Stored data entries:
+ + +
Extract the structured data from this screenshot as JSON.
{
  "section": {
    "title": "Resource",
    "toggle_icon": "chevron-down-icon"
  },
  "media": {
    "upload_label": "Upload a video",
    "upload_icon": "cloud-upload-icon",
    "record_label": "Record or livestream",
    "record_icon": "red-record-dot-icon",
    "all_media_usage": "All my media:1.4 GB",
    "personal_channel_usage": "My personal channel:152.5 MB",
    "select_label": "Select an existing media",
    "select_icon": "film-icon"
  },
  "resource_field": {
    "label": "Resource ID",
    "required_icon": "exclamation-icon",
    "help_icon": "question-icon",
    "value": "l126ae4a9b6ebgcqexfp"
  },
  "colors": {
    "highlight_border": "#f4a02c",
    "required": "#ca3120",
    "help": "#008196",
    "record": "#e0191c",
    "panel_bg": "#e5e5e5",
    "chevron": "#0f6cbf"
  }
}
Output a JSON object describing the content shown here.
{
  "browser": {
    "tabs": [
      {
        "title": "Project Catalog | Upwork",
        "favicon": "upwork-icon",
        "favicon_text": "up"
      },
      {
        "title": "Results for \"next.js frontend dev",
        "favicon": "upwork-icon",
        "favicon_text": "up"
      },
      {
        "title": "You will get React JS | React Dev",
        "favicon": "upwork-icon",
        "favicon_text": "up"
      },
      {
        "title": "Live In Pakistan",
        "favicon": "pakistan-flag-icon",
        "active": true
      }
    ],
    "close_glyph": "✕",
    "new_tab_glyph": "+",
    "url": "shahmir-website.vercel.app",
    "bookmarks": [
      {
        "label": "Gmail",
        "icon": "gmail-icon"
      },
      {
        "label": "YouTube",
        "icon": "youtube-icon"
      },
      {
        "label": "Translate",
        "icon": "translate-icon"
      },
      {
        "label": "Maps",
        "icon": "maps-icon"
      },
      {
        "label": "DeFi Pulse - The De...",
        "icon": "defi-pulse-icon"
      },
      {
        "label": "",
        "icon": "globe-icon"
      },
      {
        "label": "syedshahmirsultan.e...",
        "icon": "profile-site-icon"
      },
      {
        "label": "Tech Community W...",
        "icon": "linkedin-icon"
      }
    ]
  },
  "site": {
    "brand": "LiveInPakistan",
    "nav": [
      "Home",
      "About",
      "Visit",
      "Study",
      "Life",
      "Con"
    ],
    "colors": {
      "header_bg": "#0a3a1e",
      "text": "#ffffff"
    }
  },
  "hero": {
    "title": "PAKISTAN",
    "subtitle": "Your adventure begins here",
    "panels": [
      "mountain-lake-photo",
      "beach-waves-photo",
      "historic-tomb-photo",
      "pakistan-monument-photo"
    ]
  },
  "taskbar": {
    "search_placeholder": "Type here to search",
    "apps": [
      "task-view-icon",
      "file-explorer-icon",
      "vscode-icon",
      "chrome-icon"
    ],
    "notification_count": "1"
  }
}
+ + +
= EXERCISE INSTRUCTIONS =
Repeat the listing exactly, from its first line to its last.

= ANSWER FOR THIS EXERCISE =
Extract the structured data from this screenshot as JSON.
{
  "section": {
    "title": "Resource",
    "toggle_icon": "chevron-down-icon"
  },
  "media": {
    "upload_label": "Upload a video",
    "upload_icon": "cloud-upload-icon",
    "record_label": "Record or livestream",
    "record_icon": "red-record-dot-icon",
    "all_media_usage": "All my media:1.4 GB",
    "personal_channel_usage": "My personal channel:152.5 MB",
    "select_label": "Select an existing media",
    "select_icon": "film-icon"
  },
  "resource_field": {
    "label": "Resource ID",
    "required_icon": "exclamation-icon",
    "help_icon": "question-icon",
    "value": "l126ae4a9b6ebgcqexfp"
  },
  "colors": {
    "highlight_border": "#f4a02c",
    "required": "#ca3120",
    "help": "#008196",
    "record": "#e0191c",
    "panel_bg": "#e5e5e5",
    "chevron": "#0f6cbf"
  }
}
Output a JSON object describing the content shown here.
{
  "browser": {
    "tabs": [
      {
        "title": "Project Catalog | Upwork",
        "favicon": "upwork-icon",
        "favicon_text": "up"
      },
      {
        "title": "Results for \"next.js frontend dev",
        "favicon": "upwork-icon",
        "favicon_text": "up"
      },
      {
        "title": "You will get React JS | React Dev",
        "favicon": "upwork-icon",
        "favicon_text": "up"
      },
      {
        "title": "Live In Pakistan",
        "favicon": "pakistan-flag-icon",
        "active": true
      }
    ],
    "close_glyph": "✕",
    "new_tab_glyph": "+",
    "url": "shahmir-website.vercel.app",
    "bookmarks": [
      {
        "label": "Gmail",
        "icon": "gmail-icon"
      },
      {
        "label": "YouTube",
        "icon": "youtube-icon"
      },
      {
        "label": "Translate",
        "icon": "translate-icon"
      },
      {
        "label": "Maps",
        "icon": "maps-icon"
      },
      {
        "label": "DeFi Pulse - The De...",
        "icon": "defi-pulse-icon"
      },
      {
        "label": "",
        "icon": "globe-icon"
      },
      {
        "label": "syedshahmirsultan.e...",
        "icon": "profile-site-icon"
      },
      {
        "label": "Tech Community W...",
        "icon": "linkedin-icon"
      }
    ]
  },
  "site": {
    "brand": "LiveInPakistan",
    "nav": [
      "Home",
      "About",
      "Visit",
      "Study",
      "Life",
      "Con"
    ],
    "colors": {
      "header_bg": "#0a3a1e",
      "text": "#ffffff"
    }
  },
  "hero": {
    "title": "PAKISTAN",
    "subtitle": "Your adventure begins here",
    "panels": [
      "mountain-lake-photo",
      "beach-waves-photo",
      "historic-tomb-photo",
      "pakistan-monument-photo"
    ]
  },
  "taskbar": {
    "search_placeholder": "Type here to search",
    "apps": [
      "task-view-icon",
      "file-explorer-icon",
      "vscode-icon",
      "chrome-icon"
    ],
    "notification_count": "1"
  }
}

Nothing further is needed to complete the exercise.